*** GIVEN INFORMATION
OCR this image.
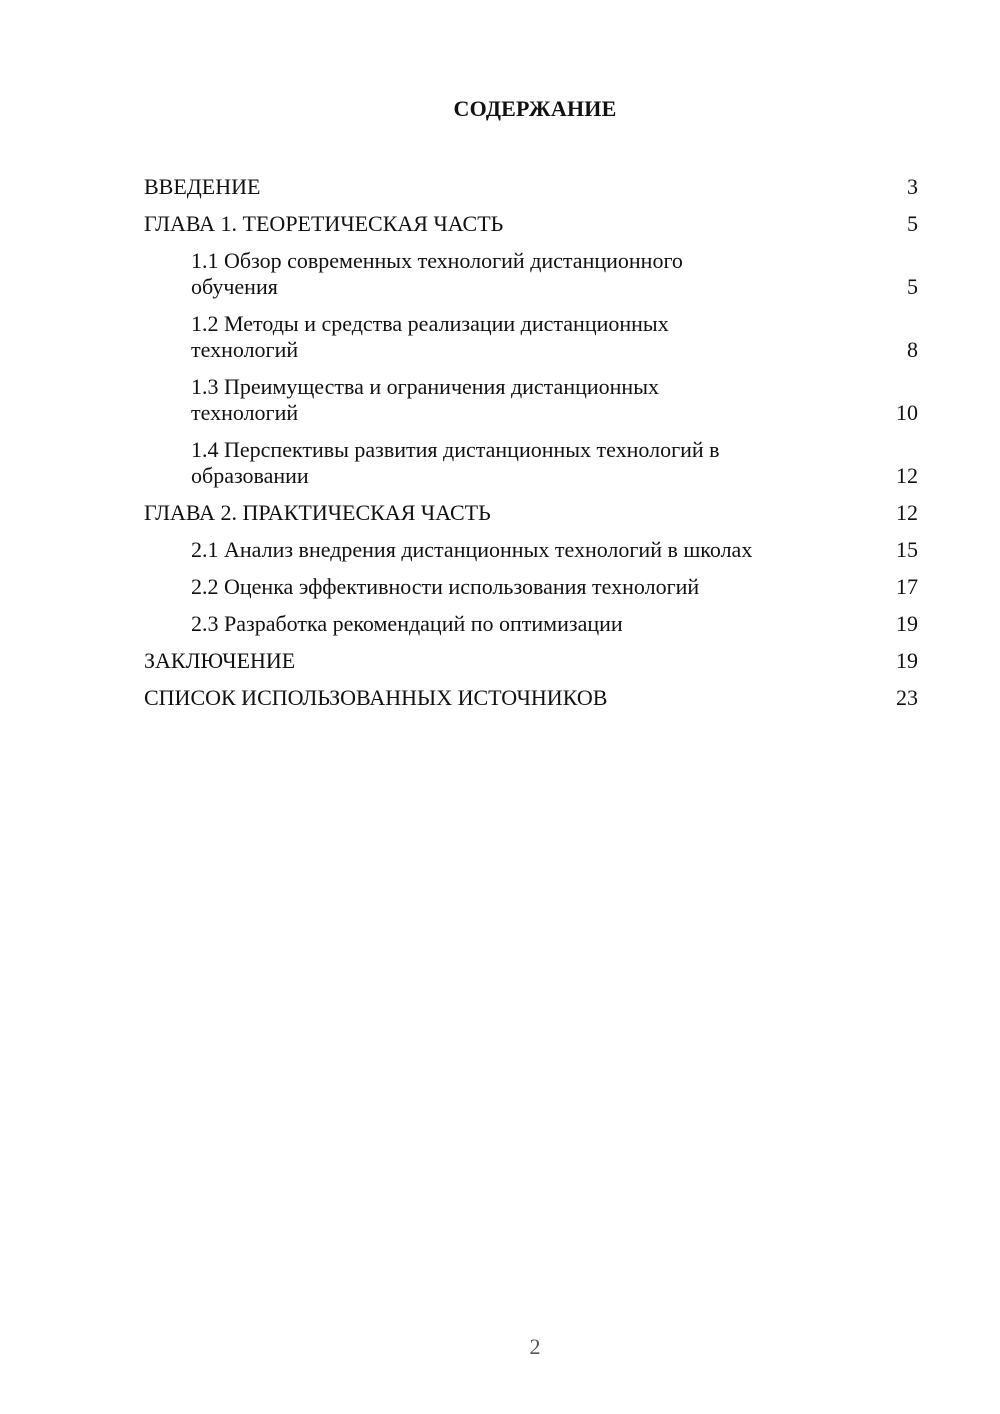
СОДЕРЖАНИЕ
ВВЕДЕНИЕ	3
ГЛАВА 1. ТЕОРЕТИЧЕСКАЯ ЧАСТЬ	5
1.1 Обзор современных технологий дистанционного обучения	5
1.2 Методы и средства реализации дистанционных технологий	8
1.3 Преимущества и ограничения дистанционных технологий	10
1.4 Перспективы развития дистанционных технологий в образовании	12
ГЛАВА 2. ПРАКТИЧЕСКАЯ ЧАСТЬ	12
2.1 Анализ внедрения дистанционных технологий в школах	15
2.2 Оценка эффективности использования технологий	17
2.3 Разработка рекомендаций по оптимизации	19
ЗАКЛЮЧЕНИЕ	19
СПИСОК ИСПОЛЬЗОВАННЫХ ИСТОЧНИКОВ	23
2
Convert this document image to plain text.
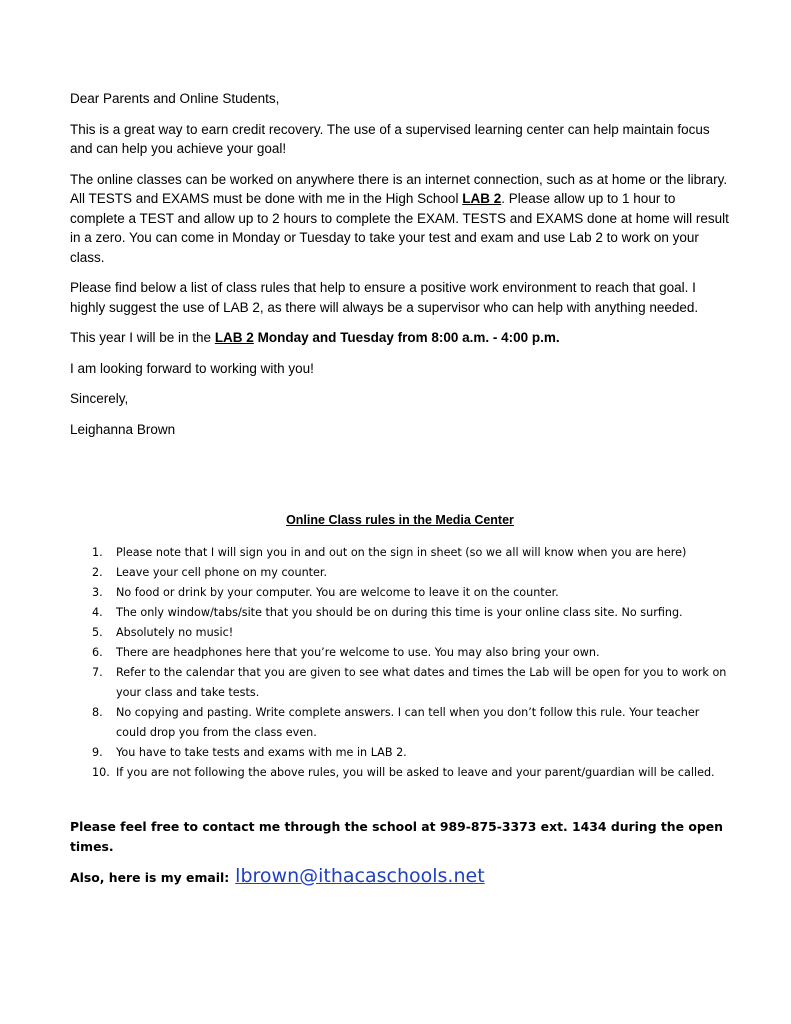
Dear Parents and Online Students,

This is a great way to earn credit recovery. The use of a supervised learning center can help maintain focus and can help you achieve your goal!

The online classes can be worked on anywhere there is an internet connection, such as at home or the library. All TESTS and EXAMS must be done with me in the High School LAB 2. Please allow up to 1 hour to complete a TEST and allow up to 2 hours to complete the EXAM. TESTS and EXAMS done at home will result in a zero. You can come in Monday or Tuesday to take your test and exam and use Lab 2 to work on your class.

Please find below a list of class rules that help to ensure a positive work environment to reach that goal. I highly suggest the use of LAB 2, as there will always be a supervisor who can help with anything needed.

This year I will be in the LAB 2 Monday and Tuesday from 8:00 a.m. - 4:00 p.m.

I am looking forward to working with you!

Sincerely,

Leighanna Brown

Online Class rules in the Media Center
1. Please note that I will sign you in and out on the sign in sheet (so we all will know when you are here)
2. Leave your cell phone on my counter.
3. No food or drink by your computer. You are welcome to leave it on the counter.
4. The only window/tabs/site that you should be on during this time is your online class site. No surfing.
5. Absolutely no music!
6. There are headphones here that you’re welcome to use. You may also bring your own.
7. Refer to the calendar that you are given to see what dates and times the Lab will be open for you to work on your class and take tests.
8. No copying and pasting. Write complete answers. I can tell when you don’t follow this rule. Your teacher could drop you from the class even.
9. You have to take tests and exams with me in LAB 2.
10. If you are not following the above rules, you will be asked to leave and your parent/guardian will be called.
Please feel free to contact me through the school at 989-875-3373 ext. 1434 during the open times.
Also, here is my email: lbrown@ithacaschools.net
******
YOUR OBJECTIVE — Go over the data above and copy every line that has the word "технологий" in it.

OUTPUT OF THE EXERCISE —
1.1 Обзор современных технологий дистанционного обучения	5
1.2 Методы и средства реализации дистанционных технологий	8
1.3 Преимущества и ограничения дистанционных технологий	10
1.4 Перспективы развития дистанционных технологий в образовании	12
2.1 Анализ внедрения дистанционных технологий в школах	15
2.2 Оценка эффективности использования технологий	17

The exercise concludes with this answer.